Exercise brief
Output every line exactly as written. Leave out pictures.
━━━━━ Source data ━━━━━
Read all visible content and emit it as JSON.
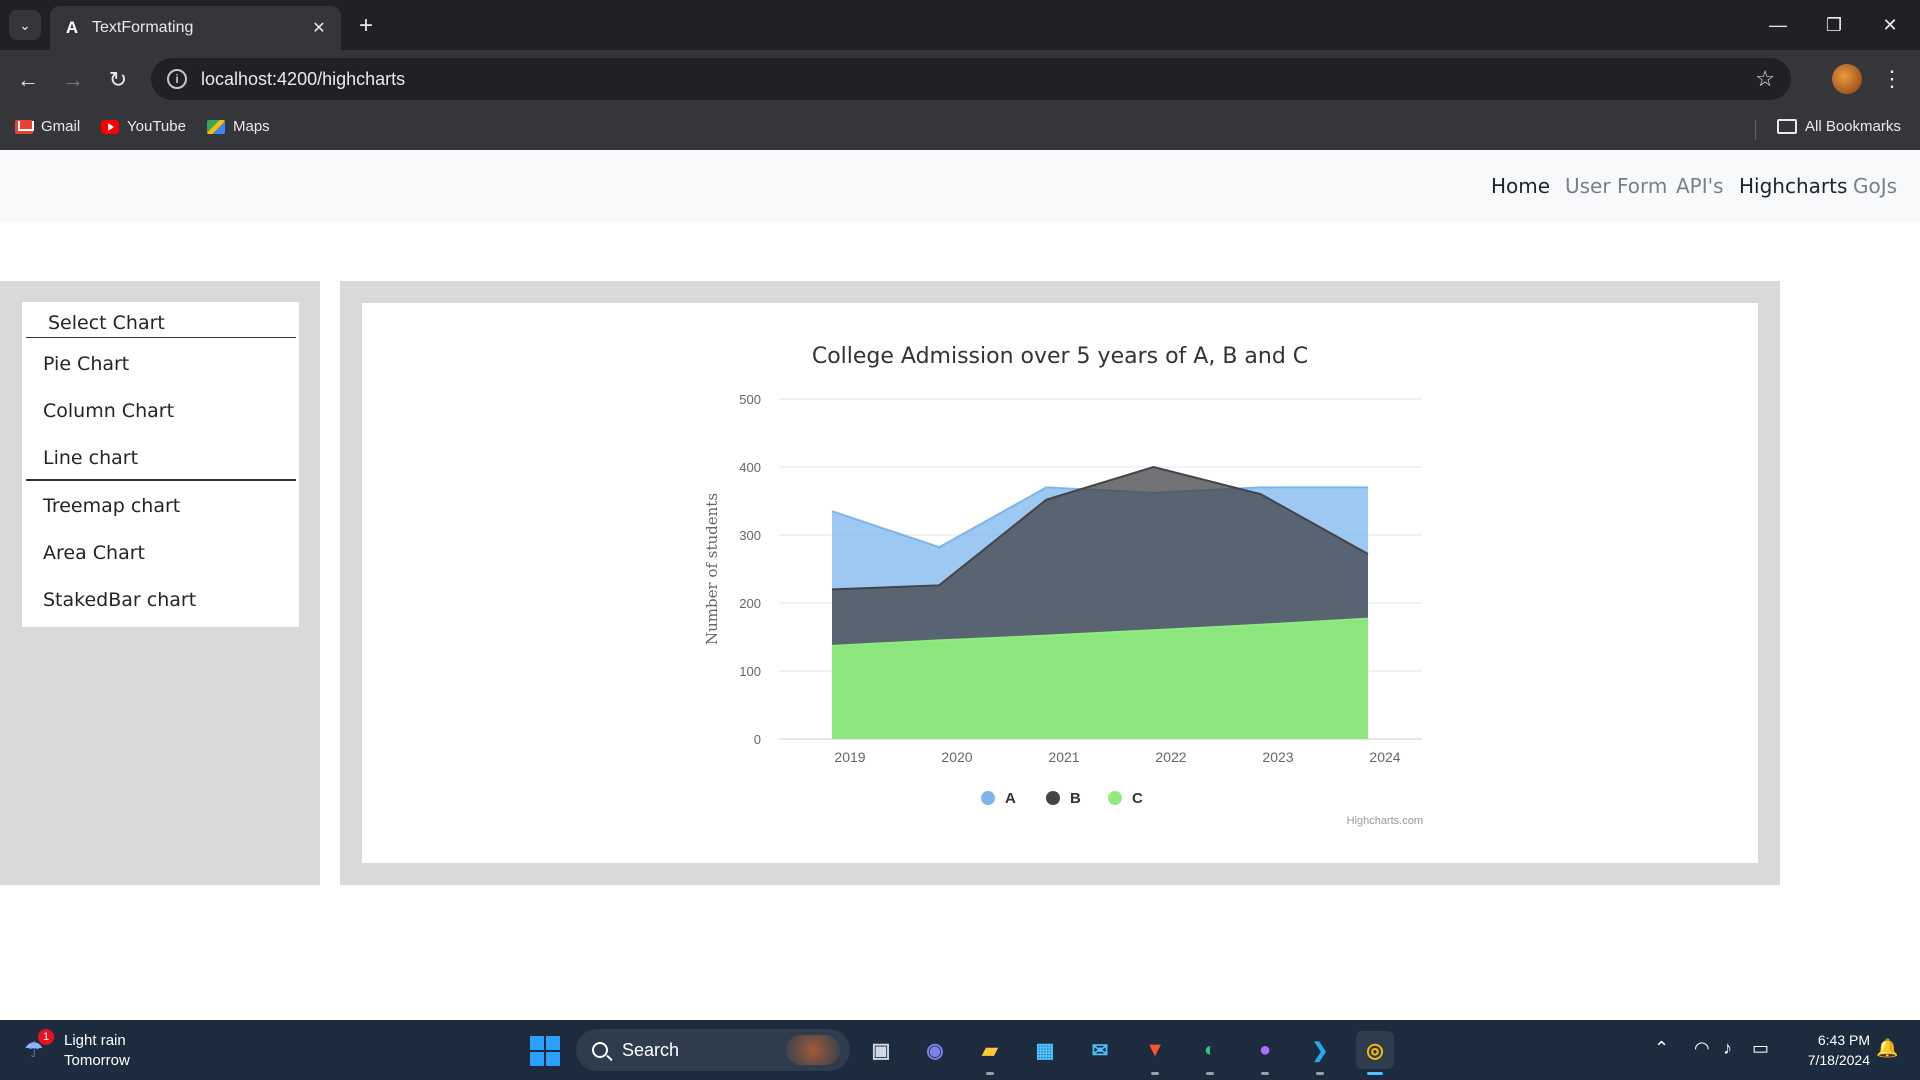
{
  "browser": {
    "tab_title": "TextFormating",
    "url": "localhost:4200/highcharts",
    "bookmarks": [
      "Gmail",
      "YouTube",
      "Maps"
    ],
    "all_bookmarks": "All Bookmarks"
  },
  "app_nav": {
    "links": [
      "Home",
      "User Form",
      "API's",
      "Highcharts",
      "GoJs"
    ]
  },
  "sidebar": {
    "header": "Select Chart",
    "items": [
      "Pie Chart",
      "Column Chart",
      "Line chart",
      "Treemap chart",
      "Area Chart",
      "StakedBar chart"
    ]
  },
  "chart_data": {
    "type": "area",
    "title": "College Admission over 5 years of A, B and C",
    "ylabel": "Number of students",
    "xlabel": "",
    "categories": [
      "2019",
      "2020",
      "2021",
      "2022",
      "2023",
      "2024"
    ],
    "ylim": [
      0,
      500
    ],
    "yticks": [
      0,
      100,
      200,
      300,
      400,
      500
    ],
    "series": [
      {
        "name": "A",
        "color": "#7cb5ec",
        "values": [
          335,
          282,
          370,
          362,
          370,
          370
        ]
      },
      {
        "name": "B",
        "color": "#434348",
        "values": [
          220,
          226,
          352,
          400,
          360,
          272
        ]
      },
      {
        "name": "C",
        "color": "#90ed7d",
        "values": [
          137,
          145,
          152,
          160,
          168,
          177
        ]
      }
    ],
    "legend_position": "bottom-center",
    "credits": "Highcharts.com"
  },
  "taskbar": {
    "weather_title": "Light rain",
    "weather_sub": "Tomorrow",
    "weather_badge": "1",
    "search_placeholder": "Search",
    "time": "6:43 PM",
    "date": "7/18/2024"
  }
}
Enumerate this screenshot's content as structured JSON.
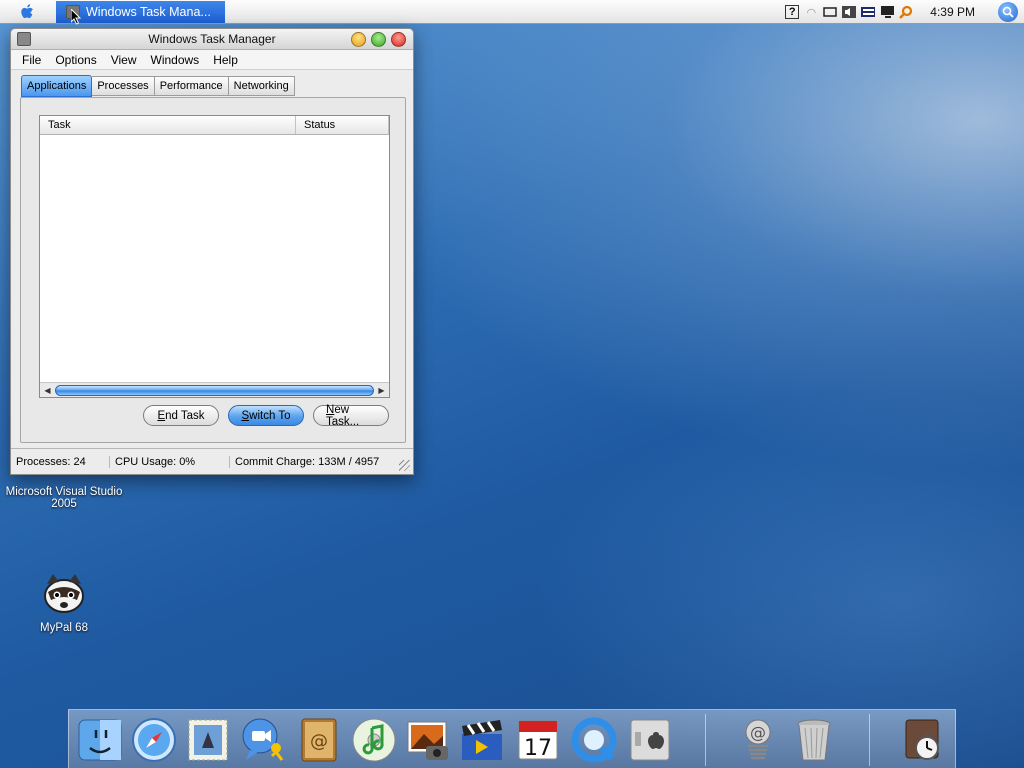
{
  "menubar": {
    "active_app": "Windows Task Mana...",
    "clock": "4:39 PM"
  },
  "window": {
    "title": "Windows Task Manager",
    "menu": [
      "File",
      "Options",
      "View",
      "Windows",
      "Help"
    ],
    "tabs": [
      "Applications",
      "Processes",
      "Performance",
      "Networking"
    ],
    "active_tab": "Applications",
    "columns": [
      "Task",
      "Status"
    ],
    "buttons": {
      "end_task": "End Task",
      "switch_to": "Switch To",
      "new_task": "New Task..."
    },
    "status": {
      "processes": "Processes: 24",
      "cpu": "CPU Usage: 0%",
      "commit": "Commit Charge: 133M / 4957"
    }
  },
  "desktop": {
    "icons": [
      {
        "label": "Microsoft Visual Studio 2005"
      },
      {
        "label": "MyPal 68"
      }
    ]
  },
  "dock": {
    "items": [
      "finder",
      "safari",
      "mail",
      "ichat",
      "address-book",
      "itunes",
      "iphoto",
      "imovie",
      "ical",
      "quicktime",
      "system-preferences",
      "mail-stamp",
      "trash",
      "timer-app"
    ]
  },
  "colors": {
    "accent": "#3b88e3",
    "menubar_highlight": "#1d5fd3",
    "desktop": "#1f5aa1"
  }
}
━━━━━
Written solution
Read all visible content and emit it as JSON.
{
  "browser": {
    "tab_title": "TextFormating",
    "url": "localhost:4200/highcharts",
    "bookmarks": [
      "Gmail",
      "YouTube",
      "Maps"
    ],
    "all_bookmarks": "All Bookmarks"
  },
  "app_nav": {
    "links": [
      "Home",
      "User Form",
      "API's",
      "Highcharts",
      "GoJs"
    ]
  },
  "sidebar": {
    "header": "Select Chart",
    "items": [
      "Pie Chart",
      "Column Chart",
      "Line chart",
      "Treemap chart",
      "Area Chart",
      "StakedBar chart"
    ]
  },
  "chart_data": {
    "type": "area",
    "title": "College Admission over 5 years of A, B and C",
    "ylabel": "Number of students",
    "xlabel": "",
    "categories": [
      "2019",
      "2020",
      "2021",
      "2022",
      "2023",
      "2024"
    ],
    "ylim": [
      0,
      500
    ],
    "yticks": [
      0,
      100,
      200,
      300,
      400,
      500
    ],
    "series": [
      {
        "name": "A",
        "color": "#7cb5ec",
        "values": [
          335,
          282,
          370,
          362,
          370,
          370
        ]
      },
      {
        "name": "B",
        "color": "#434348",
        "values": [
          220,
          226,
          352,
          400,
          360,
          272
        ]
      },
      {
        "name": "C",
        "color": "#90ed7d",
        "values": [
          137,
          145,
          152,
          160,
          168,
          177
        ]
      }
    ],
    "legend_position": "bottom-center",
    "credits": "Highcharts.com"
  },
  "taskbar": {
    "weather_title": "Light rain",
    "weather_sub": "Tomorrow",
    "weather_badge": "1",
    "search_placeholder": "Search",
    "time": "6:43 PM",
    "date": "7/18/2024"
  }
}
Enumerate this screenshot's content as structured JSON.
{
  "menubar": {
    "active_app": "Windows Task Mana...",
    "clock": "4:39 PM"
  },
  "window": {
    "title": "Windows Task Manager",
    "menu": [
      "File",
      "Options",
      "View",
      "Windows",
      "Help"
    ],
    "tabs": [
      "Applications",
      "Processes",
      "Performance",
      "Networking"
    ],
    "active_tab": "Applications",
    "columns": [
      "Task",
      "Status"
    ],
    "buttons": {
      "end_task": "End Task",
      "switch_to": "Switch To",
      "new_task": "New Task..."
    },
    "status": {
      "processes": "Processes: 24",
      "cpu": "CPU Usage: 0%",
      "commit": "Commit Charge: 133M / 4957"
    }
  },
  "desktop": {
    "icons": [
      {
        "label": "Microsoft Visual Studio 2005"
      },
      {
        "label": "MyPal 68"
      }
    ]
  },
  "dock": {
    "items": [
      "finder",
      "safari",
      "mail",
      "ichat",
      "address-book",
      "itunes",
      "iphoto",
      "imovie",
      "ical",
      "quicktime",
      "system-preferences",
      "mail-stamp",
      "trash",
      "timer-app"
    ]
  },
  "colors": {
    "accent": "#3b88e3",
    "menubar_highlight": "#1d5fd3",
    "desktop": "#1f5aa1"
  }
}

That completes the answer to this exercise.